Stored items from a collection
....................

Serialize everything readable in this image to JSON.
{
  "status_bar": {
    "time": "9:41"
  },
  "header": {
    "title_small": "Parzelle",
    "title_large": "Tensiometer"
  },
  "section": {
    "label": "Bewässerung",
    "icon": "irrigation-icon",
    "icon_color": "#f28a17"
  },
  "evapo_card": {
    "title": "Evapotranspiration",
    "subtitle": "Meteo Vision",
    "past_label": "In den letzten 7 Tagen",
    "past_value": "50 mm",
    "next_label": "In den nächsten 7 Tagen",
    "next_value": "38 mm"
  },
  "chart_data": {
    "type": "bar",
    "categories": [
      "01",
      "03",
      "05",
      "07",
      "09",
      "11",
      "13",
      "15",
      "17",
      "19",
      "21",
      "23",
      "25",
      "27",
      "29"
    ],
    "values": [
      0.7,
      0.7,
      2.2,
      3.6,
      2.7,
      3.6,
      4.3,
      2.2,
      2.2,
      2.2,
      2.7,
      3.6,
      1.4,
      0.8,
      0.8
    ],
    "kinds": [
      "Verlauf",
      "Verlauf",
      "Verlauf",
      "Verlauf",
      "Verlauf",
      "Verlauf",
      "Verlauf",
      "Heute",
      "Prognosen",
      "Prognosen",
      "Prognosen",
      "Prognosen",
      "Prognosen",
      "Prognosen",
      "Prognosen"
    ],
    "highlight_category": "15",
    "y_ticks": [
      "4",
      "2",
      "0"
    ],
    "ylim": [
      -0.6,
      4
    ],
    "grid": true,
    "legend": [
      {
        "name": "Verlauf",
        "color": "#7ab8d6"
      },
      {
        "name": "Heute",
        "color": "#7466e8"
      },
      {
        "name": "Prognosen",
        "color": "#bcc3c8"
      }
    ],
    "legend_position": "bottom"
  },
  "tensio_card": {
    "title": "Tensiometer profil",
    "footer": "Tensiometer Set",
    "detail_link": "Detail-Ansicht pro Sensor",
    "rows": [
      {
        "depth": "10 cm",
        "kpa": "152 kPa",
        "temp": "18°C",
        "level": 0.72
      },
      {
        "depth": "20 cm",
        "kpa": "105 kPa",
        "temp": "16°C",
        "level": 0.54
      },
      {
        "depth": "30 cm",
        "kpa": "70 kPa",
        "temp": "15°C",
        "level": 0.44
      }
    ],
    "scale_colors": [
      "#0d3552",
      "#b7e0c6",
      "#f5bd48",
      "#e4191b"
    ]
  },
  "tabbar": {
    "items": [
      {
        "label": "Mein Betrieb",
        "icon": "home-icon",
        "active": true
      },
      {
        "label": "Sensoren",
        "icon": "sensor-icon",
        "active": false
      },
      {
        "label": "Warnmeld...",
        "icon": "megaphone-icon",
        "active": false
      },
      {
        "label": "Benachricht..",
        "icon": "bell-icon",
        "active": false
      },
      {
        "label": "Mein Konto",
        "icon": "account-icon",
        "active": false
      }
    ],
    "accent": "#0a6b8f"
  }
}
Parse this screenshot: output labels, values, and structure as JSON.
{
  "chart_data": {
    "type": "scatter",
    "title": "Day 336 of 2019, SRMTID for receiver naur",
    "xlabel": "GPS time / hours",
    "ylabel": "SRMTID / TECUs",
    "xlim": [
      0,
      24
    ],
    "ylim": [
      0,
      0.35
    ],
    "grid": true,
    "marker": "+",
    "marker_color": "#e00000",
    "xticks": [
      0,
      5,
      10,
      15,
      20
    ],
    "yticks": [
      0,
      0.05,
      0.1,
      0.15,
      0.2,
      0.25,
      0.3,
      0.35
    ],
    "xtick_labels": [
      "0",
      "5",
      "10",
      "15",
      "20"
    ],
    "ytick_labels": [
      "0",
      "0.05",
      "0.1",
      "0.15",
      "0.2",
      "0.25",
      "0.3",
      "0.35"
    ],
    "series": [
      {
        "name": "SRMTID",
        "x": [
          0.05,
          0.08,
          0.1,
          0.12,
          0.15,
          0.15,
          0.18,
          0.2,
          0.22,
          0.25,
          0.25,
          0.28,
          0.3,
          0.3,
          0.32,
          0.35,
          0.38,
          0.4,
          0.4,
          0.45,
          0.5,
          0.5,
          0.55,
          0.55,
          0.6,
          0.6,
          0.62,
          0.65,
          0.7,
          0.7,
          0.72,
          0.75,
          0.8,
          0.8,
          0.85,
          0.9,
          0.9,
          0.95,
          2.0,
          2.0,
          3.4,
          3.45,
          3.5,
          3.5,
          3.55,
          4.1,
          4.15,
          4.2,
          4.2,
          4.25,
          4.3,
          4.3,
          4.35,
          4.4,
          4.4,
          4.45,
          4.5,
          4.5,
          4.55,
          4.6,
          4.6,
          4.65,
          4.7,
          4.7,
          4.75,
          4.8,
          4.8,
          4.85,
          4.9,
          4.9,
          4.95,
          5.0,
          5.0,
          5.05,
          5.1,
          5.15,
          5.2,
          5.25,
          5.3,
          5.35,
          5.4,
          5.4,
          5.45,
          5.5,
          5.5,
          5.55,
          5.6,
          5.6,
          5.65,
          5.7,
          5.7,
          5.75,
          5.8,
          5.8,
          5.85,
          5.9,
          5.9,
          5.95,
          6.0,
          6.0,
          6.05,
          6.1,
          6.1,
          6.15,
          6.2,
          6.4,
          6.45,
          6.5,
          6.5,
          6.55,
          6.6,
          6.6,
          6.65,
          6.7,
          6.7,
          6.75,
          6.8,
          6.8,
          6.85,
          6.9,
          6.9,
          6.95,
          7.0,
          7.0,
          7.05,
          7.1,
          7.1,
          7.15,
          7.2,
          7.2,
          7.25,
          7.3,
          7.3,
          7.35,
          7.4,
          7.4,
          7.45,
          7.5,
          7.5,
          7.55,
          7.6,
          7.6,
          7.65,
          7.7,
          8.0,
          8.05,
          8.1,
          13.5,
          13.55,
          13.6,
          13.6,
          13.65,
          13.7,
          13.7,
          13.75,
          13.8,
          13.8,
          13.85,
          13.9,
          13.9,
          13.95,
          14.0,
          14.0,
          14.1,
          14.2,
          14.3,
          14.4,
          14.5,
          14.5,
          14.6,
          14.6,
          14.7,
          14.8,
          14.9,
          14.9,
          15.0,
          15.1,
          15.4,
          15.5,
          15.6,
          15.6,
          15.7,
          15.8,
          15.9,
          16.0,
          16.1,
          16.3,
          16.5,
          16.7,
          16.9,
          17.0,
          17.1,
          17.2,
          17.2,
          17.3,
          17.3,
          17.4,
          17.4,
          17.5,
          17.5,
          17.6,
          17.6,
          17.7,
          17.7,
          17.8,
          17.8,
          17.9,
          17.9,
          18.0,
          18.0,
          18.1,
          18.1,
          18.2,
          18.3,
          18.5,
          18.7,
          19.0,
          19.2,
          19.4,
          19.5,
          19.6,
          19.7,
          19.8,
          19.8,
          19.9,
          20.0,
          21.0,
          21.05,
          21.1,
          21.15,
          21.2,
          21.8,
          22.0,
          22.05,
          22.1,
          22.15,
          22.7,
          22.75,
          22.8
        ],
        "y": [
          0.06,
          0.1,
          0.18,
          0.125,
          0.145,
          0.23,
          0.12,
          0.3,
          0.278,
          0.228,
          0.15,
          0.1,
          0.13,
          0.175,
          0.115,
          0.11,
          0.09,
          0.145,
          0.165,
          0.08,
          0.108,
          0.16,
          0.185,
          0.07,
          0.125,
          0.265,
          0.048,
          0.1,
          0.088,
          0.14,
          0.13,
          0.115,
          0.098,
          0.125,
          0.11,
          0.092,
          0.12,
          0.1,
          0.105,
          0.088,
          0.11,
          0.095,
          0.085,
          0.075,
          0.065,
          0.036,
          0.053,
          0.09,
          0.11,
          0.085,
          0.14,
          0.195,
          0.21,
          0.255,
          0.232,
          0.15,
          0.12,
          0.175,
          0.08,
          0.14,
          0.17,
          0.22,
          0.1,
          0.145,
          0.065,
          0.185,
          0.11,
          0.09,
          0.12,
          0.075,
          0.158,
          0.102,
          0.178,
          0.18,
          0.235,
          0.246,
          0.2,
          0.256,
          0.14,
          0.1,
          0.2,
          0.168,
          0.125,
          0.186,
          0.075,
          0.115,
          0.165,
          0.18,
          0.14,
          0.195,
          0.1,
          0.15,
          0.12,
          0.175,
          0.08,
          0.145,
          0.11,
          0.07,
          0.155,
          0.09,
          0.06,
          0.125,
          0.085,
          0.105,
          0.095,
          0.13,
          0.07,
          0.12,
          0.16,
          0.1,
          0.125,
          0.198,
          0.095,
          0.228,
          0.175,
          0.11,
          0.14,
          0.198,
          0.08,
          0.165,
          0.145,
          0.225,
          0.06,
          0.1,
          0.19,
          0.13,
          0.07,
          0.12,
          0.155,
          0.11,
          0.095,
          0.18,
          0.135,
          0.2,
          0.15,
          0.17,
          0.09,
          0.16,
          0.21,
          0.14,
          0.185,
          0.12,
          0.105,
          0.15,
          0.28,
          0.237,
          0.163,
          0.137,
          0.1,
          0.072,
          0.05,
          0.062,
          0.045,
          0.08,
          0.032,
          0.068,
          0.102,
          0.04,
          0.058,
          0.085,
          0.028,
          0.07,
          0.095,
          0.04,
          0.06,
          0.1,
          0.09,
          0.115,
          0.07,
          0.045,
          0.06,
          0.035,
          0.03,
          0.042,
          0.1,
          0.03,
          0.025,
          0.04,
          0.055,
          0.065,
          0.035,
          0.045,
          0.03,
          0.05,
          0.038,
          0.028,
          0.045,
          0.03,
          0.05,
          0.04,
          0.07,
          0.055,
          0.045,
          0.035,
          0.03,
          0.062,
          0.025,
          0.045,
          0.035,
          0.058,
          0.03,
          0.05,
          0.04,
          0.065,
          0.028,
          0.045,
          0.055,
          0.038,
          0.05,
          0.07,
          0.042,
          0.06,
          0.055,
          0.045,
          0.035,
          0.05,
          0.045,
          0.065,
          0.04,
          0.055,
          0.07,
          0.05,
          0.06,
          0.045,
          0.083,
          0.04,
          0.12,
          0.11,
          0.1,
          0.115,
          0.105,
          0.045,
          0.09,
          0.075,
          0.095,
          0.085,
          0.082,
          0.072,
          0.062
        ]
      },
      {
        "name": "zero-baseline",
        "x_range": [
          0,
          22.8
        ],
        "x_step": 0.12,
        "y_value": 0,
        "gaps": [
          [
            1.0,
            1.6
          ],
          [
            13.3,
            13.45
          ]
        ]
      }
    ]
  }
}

....................

● Exercise requirements
Each line containing "JSON" counts once; state the total number of such lines and nothing else.

● Exercise response
2